**Raw data**
○ ○ ○ ○ ○ ○ ○

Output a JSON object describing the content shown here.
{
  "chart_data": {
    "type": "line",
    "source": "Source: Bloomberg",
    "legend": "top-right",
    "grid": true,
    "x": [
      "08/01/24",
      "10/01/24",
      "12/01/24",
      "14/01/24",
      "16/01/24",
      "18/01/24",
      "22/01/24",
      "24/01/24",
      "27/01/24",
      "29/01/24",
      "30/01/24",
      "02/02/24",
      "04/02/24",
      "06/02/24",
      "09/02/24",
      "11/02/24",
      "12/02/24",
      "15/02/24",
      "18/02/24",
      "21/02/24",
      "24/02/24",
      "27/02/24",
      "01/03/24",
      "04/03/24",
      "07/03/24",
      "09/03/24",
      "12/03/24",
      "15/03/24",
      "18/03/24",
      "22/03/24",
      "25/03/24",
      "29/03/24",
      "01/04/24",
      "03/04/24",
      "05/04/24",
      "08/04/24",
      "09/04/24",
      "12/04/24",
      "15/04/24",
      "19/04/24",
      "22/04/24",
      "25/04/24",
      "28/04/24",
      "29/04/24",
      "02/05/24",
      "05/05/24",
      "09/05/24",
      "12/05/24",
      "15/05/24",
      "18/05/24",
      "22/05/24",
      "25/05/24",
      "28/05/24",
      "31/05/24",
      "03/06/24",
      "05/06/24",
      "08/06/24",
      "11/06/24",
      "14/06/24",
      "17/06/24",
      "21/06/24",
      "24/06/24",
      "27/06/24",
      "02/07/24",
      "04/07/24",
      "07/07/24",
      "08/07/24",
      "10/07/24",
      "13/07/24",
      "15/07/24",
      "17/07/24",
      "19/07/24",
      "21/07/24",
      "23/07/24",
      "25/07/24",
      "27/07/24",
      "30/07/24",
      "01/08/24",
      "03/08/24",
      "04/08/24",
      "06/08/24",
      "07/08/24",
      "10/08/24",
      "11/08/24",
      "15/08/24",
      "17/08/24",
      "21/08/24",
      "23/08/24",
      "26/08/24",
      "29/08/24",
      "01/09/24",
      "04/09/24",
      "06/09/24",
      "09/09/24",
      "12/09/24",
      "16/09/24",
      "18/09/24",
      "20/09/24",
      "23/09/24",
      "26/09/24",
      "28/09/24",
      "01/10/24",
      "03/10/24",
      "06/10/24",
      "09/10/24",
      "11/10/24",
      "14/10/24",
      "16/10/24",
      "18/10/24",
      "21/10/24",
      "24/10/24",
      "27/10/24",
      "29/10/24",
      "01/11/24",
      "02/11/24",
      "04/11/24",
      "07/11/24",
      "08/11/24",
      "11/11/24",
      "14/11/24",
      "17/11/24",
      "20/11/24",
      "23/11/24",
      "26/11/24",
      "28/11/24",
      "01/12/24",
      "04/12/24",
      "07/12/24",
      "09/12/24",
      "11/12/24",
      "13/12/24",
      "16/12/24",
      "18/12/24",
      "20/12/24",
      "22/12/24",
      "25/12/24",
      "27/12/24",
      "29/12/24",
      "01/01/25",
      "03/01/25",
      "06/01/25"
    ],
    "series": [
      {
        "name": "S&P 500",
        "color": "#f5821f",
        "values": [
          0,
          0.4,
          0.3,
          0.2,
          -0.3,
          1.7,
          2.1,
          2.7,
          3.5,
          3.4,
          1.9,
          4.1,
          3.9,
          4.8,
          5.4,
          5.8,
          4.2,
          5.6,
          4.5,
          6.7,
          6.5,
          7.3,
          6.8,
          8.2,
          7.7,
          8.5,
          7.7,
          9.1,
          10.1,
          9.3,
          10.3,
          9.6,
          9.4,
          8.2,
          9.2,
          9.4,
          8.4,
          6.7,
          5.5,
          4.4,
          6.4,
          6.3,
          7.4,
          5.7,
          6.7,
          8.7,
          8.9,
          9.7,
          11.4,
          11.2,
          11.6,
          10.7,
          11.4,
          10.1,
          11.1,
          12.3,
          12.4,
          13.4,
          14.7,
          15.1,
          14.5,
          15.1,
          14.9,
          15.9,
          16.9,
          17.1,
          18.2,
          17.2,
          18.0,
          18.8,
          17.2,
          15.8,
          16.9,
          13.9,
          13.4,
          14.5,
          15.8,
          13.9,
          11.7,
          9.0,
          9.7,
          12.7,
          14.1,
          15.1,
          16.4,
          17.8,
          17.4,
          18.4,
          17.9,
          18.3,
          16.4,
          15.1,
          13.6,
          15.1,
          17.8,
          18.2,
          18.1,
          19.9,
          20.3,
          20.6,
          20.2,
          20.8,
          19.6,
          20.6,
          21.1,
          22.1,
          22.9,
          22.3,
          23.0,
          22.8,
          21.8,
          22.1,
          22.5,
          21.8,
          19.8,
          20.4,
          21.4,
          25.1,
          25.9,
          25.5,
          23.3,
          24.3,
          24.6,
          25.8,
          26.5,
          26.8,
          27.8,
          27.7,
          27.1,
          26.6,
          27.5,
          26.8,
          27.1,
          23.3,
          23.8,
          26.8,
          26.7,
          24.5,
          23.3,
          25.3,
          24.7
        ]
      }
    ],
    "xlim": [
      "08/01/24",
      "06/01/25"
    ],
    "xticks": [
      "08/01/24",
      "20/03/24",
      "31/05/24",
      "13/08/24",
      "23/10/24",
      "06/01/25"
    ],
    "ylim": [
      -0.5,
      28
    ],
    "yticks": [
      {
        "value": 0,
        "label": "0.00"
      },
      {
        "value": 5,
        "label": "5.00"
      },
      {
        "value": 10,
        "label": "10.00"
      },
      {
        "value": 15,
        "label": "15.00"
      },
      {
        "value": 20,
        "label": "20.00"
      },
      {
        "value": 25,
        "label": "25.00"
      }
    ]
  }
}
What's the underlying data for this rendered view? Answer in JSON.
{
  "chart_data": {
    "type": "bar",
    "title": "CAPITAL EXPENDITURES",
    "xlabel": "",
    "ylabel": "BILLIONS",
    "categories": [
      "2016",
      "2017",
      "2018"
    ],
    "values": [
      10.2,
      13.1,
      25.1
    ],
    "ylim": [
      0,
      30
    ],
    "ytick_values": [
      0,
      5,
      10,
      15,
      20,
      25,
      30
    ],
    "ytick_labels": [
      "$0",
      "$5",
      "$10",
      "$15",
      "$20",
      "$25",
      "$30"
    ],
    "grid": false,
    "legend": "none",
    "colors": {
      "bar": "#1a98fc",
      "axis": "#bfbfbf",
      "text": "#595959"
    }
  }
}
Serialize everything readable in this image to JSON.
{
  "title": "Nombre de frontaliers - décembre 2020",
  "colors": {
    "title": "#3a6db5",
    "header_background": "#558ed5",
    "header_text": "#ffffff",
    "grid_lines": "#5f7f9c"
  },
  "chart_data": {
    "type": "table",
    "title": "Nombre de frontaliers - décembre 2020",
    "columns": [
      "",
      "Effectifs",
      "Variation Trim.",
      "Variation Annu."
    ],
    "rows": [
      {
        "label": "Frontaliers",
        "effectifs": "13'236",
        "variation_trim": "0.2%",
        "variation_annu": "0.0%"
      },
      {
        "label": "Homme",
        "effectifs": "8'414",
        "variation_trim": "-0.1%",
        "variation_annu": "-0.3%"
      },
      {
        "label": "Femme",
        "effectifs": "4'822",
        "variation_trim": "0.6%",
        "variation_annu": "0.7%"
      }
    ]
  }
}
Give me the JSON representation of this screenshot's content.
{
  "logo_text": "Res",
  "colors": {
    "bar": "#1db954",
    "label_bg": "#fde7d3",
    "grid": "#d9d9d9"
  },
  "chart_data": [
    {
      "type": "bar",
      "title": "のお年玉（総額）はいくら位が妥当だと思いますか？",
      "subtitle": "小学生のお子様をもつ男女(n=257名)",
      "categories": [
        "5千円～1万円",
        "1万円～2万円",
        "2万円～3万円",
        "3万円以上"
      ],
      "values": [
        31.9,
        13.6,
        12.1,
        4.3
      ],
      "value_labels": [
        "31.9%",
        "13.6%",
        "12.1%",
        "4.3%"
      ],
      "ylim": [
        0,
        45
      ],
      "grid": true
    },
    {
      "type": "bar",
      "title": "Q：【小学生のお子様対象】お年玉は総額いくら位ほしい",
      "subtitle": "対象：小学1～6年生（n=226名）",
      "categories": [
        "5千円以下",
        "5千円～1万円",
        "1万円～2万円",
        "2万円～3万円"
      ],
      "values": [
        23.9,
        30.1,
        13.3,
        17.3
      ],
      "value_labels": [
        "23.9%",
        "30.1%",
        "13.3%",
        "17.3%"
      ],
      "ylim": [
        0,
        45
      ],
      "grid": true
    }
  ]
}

○ ○ ○ ○ ○ ○ ○

**What you should do**
Only the lines from the one containing "Give me the" through the end of the entries above belong in the answer; repeat them exactly.

**The reply**
Give me the JSON representation of this screenshot's content.
{
  "logo_text": "Res",
  "colors": {
    "bar": "#1db954",
    "label_bg": "#fde7d3",
    "grid": "#d9d9d9"
  },
  "chart_data": [
    {
      "type": "bar",
      "title": "のお年玉（総額）はいくら位が妥当だと思いますか？",
      "subtitle": "小学生のお子様をもつ男女(n=257名)",
      "categories": [
        "5千円～1万円",
        "1万円～2万円",
        "2万円～3万円",
        "3万円以上"
      ],
      "values": [
        31.9,
        13.6,
        12.1,
        4.3
      ],
      "value_labels": [
        "31.9%",
        "13.6%",
        "12.1%",
        "4.3%"
      ],
      "ylim": [
        0,
        45
      ],
      "grid": true
    },
    {
      "type": "bar",
      "title": "Q：【小学生のお子様対象】お年玉は総額いくら位ほしい",
      "subtitle": "対象：小学1～6年生（n=226名）",
      "categories": [
        "5千円以下",
        "5千円～1万円",
        "1万円～2万円",
        "2万円～3万円"
      ],
      "values": [
        23.9,
        30.1,
        13.3,
        17.3
      ],
      "value_labels": [
        "23.9%",
        "30.1%",
        "13.3%",
        "17.3%"
      ],
      "ylim": [
        0,
        45
      ],
      "grid": true
    }
  ]
}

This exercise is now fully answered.